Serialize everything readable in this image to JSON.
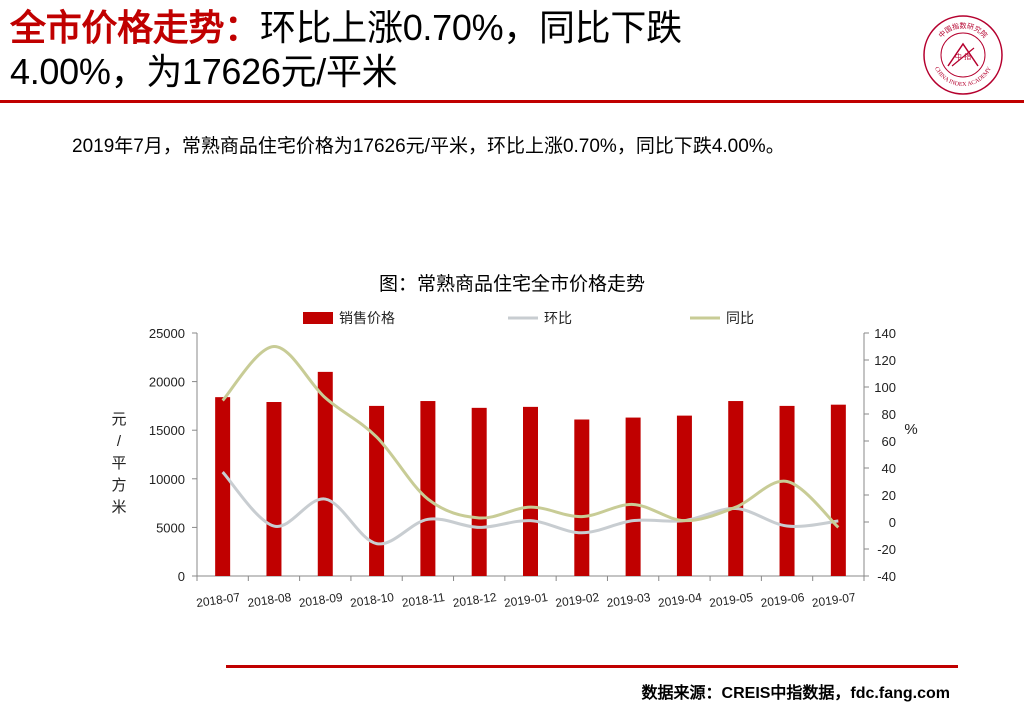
{
  "header": {
    "title_highlight": "全市价格走势：",
    "title_line1": "环比上涨0.70%，同比下跌",
    "title_line2": "4.00%，为17626元/平米"
  },
  "logo": {
    "text_top": "中国指数研究院",
    "text_bottom": "CHINA INDEX ACADEMY",
    "center_text": "中 指"
  },
  "summary": "2019年7月，常熟商品住宅价格为17626元/平米，环比上涨0.70%，同比下跌4.00%。",
  "chart_data": {
    "type": "bar",
    "title": "图：常熟商品住宅全市价格走势",
    "categories": [
      "2018-07",
      "2018-08",
      "2018-09",
      "2018-10",
      "2018-11",
      "2018-12",
      "2019-01",
      "2019-02",
      "2019-03",
      "2019-04",
      "2019-05",
      "2019-06",
      "2019-07"
    ],
    "series": [
      {
        "name": "销售价格",
        "type": "bar",
        "axis": "left",
        "color": "#c00000",
        "values": [
          18400,
          17900,
          21000,
          17500,
          18000,
          17300,
          17400,
          16100,
          16300,
          16500,
          18000,
          17500,
          17626
        ]
      },
      {
        "name": "环比",
        "type": "line",
        "axis": "right",
        "color": "#c8cdd1",
        "values": [
          37,
          -3,
          17,
          -16,
          2,
          -4,
          1,
          -8,
          1,
          1,
          10,
          -3,
          0.7
        ]
      },
      {
        "name": "同比",
        "type": "line",
        "axis": "right",
        "color": "#c8cc96",
        "values": [
          90,
          130,
          92,
          63,
          17,
          3,
          11,
          4,
          13,
          1,
          11,
          30,
          -4
        ]
      }
    ],
    "ylabel": "元/平方米",
    "y2label": "%",
    "ylim": [
      0,
      25000
    ],
    "yticks": [
      0,
      5000,
      10000,
      15000,
      20000,
      25000
    ],
    "y2lim": [
      -40,
      140
    ],
    "y2ticks": [
      -40,
      -20,
      0,
      20,
      40,
      60,
      80,
      100,
      120,
      140
    ],
    "grid": false,
    "legend": "top"
  },
  "source": "数据来源：CREIS中指数据，fdc.fang.com"
}
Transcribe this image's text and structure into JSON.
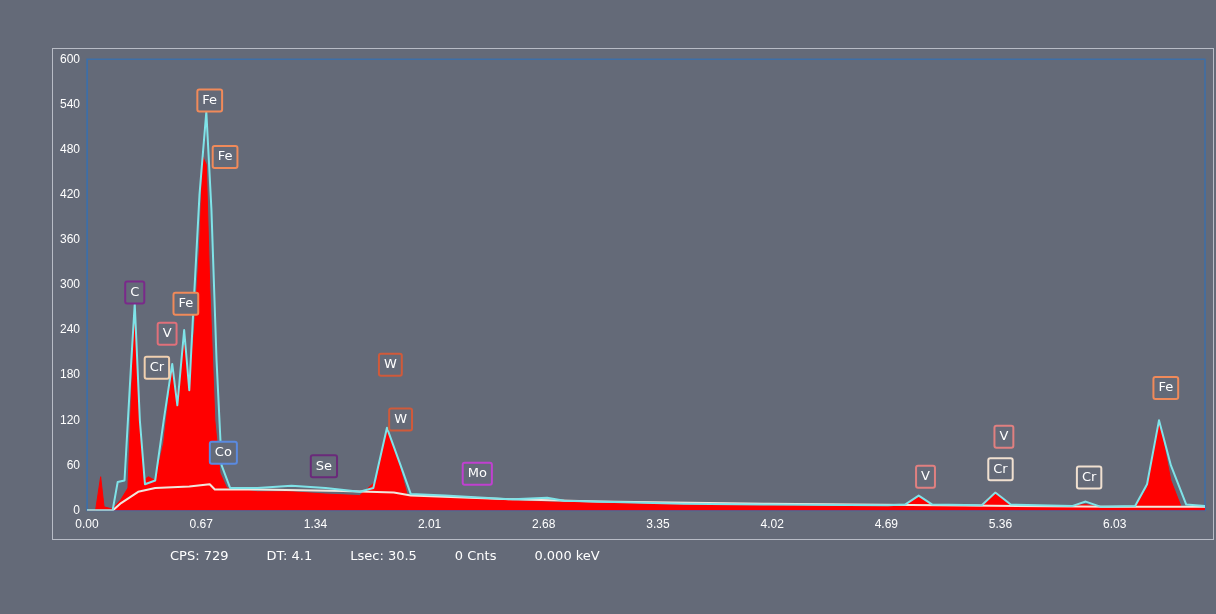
{
  "chart_data": {
    "type": "area",
    "xlim": [
      0,
      6.56
    ],
    "ylim": [
      0,
      600
    ],
    "xticks": [
      {
        "value": 0,
        "label": "0.00"
      },
      0.67,
      1.34,
      2.01,
      2.68,
      3.35,
      4.02,
      4.69,
      5.36,
      6.03
    ],
    "yticks": [
      0,
      60,
      120,
      180,
      240,
      300,
      360,
      420,
      480,
      540,
      600
    ],
    "grid": false,
    "legend": false,
    "marker": "none",
    "series": [
      {
        "color": "#ff0000",
        "x": [
          0,
          0.05,
          0.08,
          0.1,
          0.15,
          0.2,
          0.24,
          0.26,
          0.28,
          0.3,
          0.33,
          0.36,
          0.4,
          0.45,
          0.5,
          0.53,
          0.57,
          0.6,
          0.63,
          0.66,
          0.68,
          0.7,
          0.72,
          0.75,
          0.78,
          0.82,
          0.9,
          1.0,
          1.2,
          1.4,
          1.6,
          1.7,
          1.76,
          1.82,
          1.88,
          2.0,
          2.3,
          2.6,
          3.0,
          3.5,
          4.0,
          4.5,
          4.8,
          4.88,
          4.96,
          5.2,
          5.25,
          5.33,
          5.42,
          5.7,
          5.86,
          5.95,
          6.15,
          6.22,
          6.29,
          6.36,
          6.42,
          6.56
        ],
        "values": [
          0,
          0,
          45,
          5,
          2,
          15,
          30,
          150,
          265,
          150,
          40,
          45,
          40,
          90,
          190,
          150,
          220,
          170,
          240,
          350,
          470,
          460,
          300,
          120,
          50,
          30,
          28,
          25,
          25,
          22,
          20,
          40,
          110,
          70,
          20,
          18,
          15,
          12,
          10,
          8,
          7,
          6,
          8,
          18,
          8,
          6,
          8,
          25,
          8,
          5,
          8,
          4,
          5,
          30,
          120,
          40,
          5,
          3
        ]
      },
      {
        "type": "line",
        "color": "#7fe3e8",
        "x": [
          0,
          0.15,
          0.18,
          0.22,
          0.26,
          0.28,
          0.31,
          0.34,
          0.4,
          0.45,
          0.5,
          0.53,
          0.57,
          0.6,
          0.62,
          0.66,
          0.7,
          0.73,
          0.76,
          0.79,
          0.84,
          1.0,
          1.2,
          1.4,
          1.6,
          1.68,
          1.76,
          1.84,
          1.9,
          2.1,
          2.5,
          2.7,
          2.8,
          3.5,
          4.0,
          4.7,
          4.8,
          4.88,
          4.96,
          5.25,
          5.33,
          5.42,
          5.78,
          5.86,
          5.95,
          6.15,
          6.22,
          6.29,
          6.36,
          6.45,
          6.56
        ],
        "values": [
          0,
          0,
          38,
          40,
          200,
          275,
          120,
          35,
          40,
          120,
          195,
          140,
          240,
          160,
          250,
          420,
          530,
          400,
          200,
          60,
          30,
          30,
          33,
          30,
          25,
          30,
          110,
          60,
          22,
          20,
          15,
          17,
          13,
          9,
          8,
          7,
          8,
          20,
          8,
          7,
          24,
          8,
          6,
          12,
          5,
          6,
          35,
          120,
          60,
          8,
          6
        ]
      },
      {
        "type": "line",
        "color": "#f0e6dc",
        "x": [
          0,
          0.15,
          0.2,
          0.3,
          0.4,
          0.6,
          0.72,
          0.75,
          1.0,
          1.5,
          1.8,
          1.9,
          2.5,
          3.0,
          4.0,
          5.0,
          6.0,
          6.56
        ],
        "values": [
          0,
          0,
          10,
          25,
          30,
          32,
          35,
          28,
          28,
          26,
          24,
          20,
          15,
          12,
          9,
          7,
          5,
          5
        ]
      }
    ],
    "annotations": [
      {
        "text": "C",
        "x": 0.28,
        "y": 290
      },
      {
        "text": "V",
        "x": 0.47,
        "y": 235
      },
      {
        "text": "Fe",
        "x": 0.58,
        "y": 275
      },
      {
        "text": "Cr",
        "x": 0.41,
        "y": 190
      },
      {
        "text": "Fe",
        "x": 0.72,
        "y": 545
      },
      {
        "text": "Fe",
        "x": 0.81,
        "y": 470
      },
      {
        "text": "Co",
        "x": 0.8,
        "y": 77
      },
      {
        "text": "Se",
        "x": 1.39,
        "y": 59
      },
      {
        "text": "W",
        "x": 1.78,
        "y": 194
      },
      {
        "text": "W",
        "x": 1.84,
        "y": 121
      },
      {
        "text": "Mo",
        "x": 2.29,
        "y": 49
      },
      {
        "text": "V",
        "x": 4.92,
        "y": 45
      },
      {
        "text": "Cr",
        "x": 5.36,
        "y": 55
      },
      {
        "text": "V",
        "x": 5.38,
        "y": 98
      },
      {
        "text": "Cr",
        "x": 5.88,
        "y": 44
      },
      {
        "text": "Fe",
        "x": 6.33,
        "y": 163
      },
      "CPS: 729",
      "DT: 4.1",
      "Lsec: 30.5",
      "0 Cnts",
      "0.000 keV"
    ]
  }
}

§ REQUIREMENT
State how many lines of the records above contain the word "JSON", giving only that number.

§ COMPLETED TASK
2